** start of MATERIALS PROVIDED **

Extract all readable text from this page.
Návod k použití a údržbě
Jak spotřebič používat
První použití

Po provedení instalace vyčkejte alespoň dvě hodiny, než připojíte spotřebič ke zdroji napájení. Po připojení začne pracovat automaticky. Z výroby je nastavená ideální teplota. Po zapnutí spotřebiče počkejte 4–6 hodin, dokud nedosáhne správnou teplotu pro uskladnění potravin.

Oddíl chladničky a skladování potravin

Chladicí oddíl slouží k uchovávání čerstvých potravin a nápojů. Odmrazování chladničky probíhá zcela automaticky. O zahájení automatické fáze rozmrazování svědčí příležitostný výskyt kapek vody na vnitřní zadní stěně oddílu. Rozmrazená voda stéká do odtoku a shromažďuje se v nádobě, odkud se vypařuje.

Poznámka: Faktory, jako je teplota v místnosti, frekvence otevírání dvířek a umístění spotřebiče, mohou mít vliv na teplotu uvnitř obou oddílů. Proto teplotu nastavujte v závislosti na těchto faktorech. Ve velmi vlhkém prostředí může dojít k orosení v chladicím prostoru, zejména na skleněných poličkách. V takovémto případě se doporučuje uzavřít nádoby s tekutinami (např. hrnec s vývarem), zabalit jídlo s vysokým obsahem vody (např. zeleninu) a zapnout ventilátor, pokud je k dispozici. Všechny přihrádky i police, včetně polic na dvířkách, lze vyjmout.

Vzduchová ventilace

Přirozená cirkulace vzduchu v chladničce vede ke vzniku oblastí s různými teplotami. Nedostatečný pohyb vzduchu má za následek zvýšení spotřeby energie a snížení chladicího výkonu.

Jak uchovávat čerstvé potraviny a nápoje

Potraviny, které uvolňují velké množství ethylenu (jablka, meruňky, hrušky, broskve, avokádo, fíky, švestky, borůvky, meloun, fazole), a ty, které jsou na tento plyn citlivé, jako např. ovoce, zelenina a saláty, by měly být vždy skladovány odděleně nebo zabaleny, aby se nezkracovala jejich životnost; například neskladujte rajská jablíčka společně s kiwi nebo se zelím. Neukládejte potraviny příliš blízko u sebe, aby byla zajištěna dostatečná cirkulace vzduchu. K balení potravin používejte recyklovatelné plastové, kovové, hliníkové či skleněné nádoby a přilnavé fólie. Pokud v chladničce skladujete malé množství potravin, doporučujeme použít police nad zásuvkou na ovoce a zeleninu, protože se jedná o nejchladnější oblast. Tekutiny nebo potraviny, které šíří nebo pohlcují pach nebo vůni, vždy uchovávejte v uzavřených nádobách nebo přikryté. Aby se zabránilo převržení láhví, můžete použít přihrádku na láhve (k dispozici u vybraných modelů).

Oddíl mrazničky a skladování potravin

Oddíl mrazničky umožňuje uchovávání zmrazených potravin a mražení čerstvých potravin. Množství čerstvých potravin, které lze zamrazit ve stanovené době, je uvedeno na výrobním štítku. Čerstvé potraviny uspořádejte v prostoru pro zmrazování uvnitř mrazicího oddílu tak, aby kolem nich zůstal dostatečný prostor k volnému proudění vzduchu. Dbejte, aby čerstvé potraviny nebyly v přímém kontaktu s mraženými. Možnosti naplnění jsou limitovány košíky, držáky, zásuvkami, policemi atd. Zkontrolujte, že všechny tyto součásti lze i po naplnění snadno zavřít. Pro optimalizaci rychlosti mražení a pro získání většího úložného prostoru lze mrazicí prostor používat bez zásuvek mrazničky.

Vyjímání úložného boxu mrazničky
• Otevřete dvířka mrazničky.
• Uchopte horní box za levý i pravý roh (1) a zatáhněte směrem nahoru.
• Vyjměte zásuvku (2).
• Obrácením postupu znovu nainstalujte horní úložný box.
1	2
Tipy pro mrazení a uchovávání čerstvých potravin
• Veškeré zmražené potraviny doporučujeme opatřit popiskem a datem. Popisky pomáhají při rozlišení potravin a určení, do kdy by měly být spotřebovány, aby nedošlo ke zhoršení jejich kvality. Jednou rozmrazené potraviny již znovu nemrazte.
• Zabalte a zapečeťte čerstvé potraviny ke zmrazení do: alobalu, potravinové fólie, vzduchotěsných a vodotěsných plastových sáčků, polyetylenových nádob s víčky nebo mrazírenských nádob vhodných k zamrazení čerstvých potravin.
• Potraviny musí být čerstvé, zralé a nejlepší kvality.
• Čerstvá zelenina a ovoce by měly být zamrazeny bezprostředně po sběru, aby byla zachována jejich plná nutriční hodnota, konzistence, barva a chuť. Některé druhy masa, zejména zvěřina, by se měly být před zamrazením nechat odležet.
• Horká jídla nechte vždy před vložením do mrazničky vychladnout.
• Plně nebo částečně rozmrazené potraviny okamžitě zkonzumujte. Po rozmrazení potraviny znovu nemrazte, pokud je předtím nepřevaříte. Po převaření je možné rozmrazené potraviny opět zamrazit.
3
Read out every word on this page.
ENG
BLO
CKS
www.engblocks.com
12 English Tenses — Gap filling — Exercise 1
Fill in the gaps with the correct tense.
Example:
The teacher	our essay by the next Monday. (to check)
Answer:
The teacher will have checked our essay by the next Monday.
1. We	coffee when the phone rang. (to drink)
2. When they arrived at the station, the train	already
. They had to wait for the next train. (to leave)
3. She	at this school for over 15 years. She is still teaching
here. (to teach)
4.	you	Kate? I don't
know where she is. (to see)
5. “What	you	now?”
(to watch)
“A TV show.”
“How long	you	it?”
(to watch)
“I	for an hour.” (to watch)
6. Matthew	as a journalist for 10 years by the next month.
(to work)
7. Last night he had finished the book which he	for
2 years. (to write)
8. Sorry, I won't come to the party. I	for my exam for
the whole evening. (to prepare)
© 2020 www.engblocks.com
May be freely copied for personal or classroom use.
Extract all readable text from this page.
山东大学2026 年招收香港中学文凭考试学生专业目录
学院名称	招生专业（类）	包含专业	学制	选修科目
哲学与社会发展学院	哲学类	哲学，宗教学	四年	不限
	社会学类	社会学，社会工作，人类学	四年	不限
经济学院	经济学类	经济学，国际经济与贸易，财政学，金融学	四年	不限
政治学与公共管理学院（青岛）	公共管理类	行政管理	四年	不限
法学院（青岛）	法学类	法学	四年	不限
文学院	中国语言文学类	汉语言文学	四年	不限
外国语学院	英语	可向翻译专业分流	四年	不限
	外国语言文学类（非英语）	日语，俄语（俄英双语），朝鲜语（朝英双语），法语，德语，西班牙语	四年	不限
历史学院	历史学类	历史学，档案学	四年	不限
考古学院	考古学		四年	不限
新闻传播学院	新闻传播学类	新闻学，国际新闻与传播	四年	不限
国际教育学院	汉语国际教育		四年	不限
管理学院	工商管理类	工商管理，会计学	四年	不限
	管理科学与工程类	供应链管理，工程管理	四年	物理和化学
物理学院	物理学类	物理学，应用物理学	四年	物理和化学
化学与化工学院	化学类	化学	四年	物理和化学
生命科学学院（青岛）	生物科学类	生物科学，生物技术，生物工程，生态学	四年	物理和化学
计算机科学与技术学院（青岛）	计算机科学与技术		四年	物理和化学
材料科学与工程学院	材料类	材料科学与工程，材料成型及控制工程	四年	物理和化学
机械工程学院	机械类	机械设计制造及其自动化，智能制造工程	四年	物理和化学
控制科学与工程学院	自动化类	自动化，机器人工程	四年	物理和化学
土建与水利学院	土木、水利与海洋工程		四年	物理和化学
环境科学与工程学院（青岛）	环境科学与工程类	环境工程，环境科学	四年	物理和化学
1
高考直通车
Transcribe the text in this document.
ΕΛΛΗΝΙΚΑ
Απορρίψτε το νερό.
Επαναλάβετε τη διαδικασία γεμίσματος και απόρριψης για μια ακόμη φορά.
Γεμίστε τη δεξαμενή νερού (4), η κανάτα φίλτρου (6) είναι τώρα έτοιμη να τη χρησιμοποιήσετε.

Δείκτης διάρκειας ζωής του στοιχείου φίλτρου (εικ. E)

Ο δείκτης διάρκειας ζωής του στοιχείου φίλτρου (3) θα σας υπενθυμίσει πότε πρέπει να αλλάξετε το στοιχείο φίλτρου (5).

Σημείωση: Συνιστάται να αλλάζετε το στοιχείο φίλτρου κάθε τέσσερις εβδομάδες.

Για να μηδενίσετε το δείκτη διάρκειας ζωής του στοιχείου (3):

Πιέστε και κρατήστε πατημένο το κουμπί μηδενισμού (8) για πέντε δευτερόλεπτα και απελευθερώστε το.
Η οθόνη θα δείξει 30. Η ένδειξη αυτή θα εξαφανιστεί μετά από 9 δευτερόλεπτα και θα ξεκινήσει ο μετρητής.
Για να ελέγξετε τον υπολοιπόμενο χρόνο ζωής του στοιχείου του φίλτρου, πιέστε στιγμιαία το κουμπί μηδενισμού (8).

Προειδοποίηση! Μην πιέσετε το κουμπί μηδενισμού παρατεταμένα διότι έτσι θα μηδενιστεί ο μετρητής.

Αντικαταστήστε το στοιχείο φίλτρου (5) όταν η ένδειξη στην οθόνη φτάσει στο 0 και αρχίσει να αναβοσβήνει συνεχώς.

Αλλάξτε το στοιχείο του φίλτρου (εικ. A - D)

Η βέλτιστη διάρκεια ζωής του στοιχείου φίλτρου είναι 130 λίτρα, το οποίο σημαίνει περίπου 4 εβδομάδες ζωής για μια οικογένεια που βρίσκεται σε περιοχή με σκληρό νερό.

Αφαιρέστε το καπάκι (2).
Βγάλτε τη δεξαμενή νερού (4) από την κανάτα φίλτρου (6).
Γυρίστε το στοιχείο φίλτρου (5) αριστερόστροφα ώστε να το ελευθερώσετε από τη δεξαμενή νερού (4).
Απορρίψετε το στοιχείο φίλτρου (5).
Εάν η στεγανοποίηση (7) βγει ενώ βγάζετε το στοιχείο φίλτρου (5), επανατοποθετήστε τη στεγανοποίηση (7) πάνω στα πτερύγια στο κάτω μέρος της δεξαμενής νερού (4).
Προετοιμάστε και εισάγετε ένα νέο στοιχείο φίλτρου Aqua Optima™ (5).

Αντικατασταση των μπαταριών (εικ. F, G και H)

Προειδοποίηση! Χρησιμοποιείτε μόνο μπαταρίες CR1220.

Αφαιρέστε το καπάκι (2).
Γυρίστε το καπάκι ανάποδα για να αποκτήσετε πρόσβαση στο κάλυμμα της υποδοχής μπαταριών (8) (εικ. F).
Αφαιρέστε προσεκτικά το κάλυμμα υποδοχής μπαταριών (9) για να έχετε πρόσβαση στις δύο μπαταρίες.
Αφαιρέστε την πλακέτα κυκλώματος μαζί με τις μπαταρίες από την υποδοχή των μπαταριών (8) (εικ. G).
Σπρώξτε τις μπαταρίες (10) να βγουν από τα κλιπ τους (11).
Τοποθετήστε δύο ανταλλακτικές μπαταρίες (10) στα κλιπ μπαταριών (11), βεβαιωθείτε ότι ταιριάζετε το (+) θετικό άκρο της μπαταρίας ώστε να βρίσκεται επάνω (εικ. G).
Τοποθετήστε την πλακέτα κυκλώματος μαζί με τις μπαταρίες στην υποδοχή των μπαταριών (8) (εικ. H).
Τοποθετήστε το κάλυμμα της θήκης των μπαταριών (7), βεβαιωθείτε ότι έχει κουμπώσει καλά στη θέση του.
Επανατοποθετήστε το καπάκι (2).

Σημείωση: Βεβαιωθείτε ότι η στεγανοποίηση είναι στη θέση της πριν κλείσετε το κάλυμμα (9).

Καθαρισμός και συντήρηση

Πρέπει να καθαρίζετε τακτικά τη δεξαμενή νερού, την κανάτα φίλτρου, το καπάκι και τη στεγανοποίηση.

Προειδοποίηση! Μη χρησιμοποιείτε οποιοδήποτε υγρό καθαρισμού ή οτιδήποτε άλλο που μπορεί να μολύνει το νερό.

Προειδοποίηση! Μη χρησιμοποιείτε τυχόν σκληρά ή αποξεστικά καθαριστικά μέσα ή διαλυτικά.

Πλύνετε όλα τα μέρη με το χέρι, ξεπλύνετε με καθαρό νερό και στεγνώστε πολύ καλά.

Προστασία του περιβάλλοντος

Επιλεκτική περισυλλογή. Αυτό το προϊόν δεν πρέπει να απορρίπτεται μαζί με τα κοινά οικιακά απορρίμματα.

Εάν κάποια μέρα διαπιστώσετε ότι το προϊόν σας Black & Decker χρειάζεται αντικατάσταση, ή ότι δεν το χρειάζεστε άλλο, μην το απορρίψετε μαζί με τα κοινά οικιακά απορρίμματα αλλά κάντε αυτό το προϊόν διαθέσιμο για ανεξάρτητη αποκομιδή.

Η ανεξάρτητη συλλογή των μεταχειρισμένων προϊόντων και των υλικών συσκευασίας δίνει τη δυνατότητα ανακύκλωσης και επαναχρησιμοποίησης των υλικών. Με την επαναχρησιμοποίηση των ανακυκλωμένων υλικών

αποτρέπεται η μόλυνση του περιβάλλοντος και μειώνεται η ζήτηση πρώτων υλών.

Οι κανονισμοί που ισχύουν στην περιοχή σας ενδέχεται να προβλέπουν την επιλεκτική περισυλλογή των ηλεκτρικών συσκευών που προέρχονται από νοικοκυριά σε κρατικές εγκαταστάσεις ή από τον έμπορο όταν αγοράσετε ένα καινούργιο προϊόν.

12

** end of MATERIALS PROVIDED **

:: EXERCISE OBJECTIVE ::
Of the lines in the records, how many contain the word "Αφαιρέστε"? Answer with the number and nothing else.

:: SOLUTION TO THIS TASK ::
4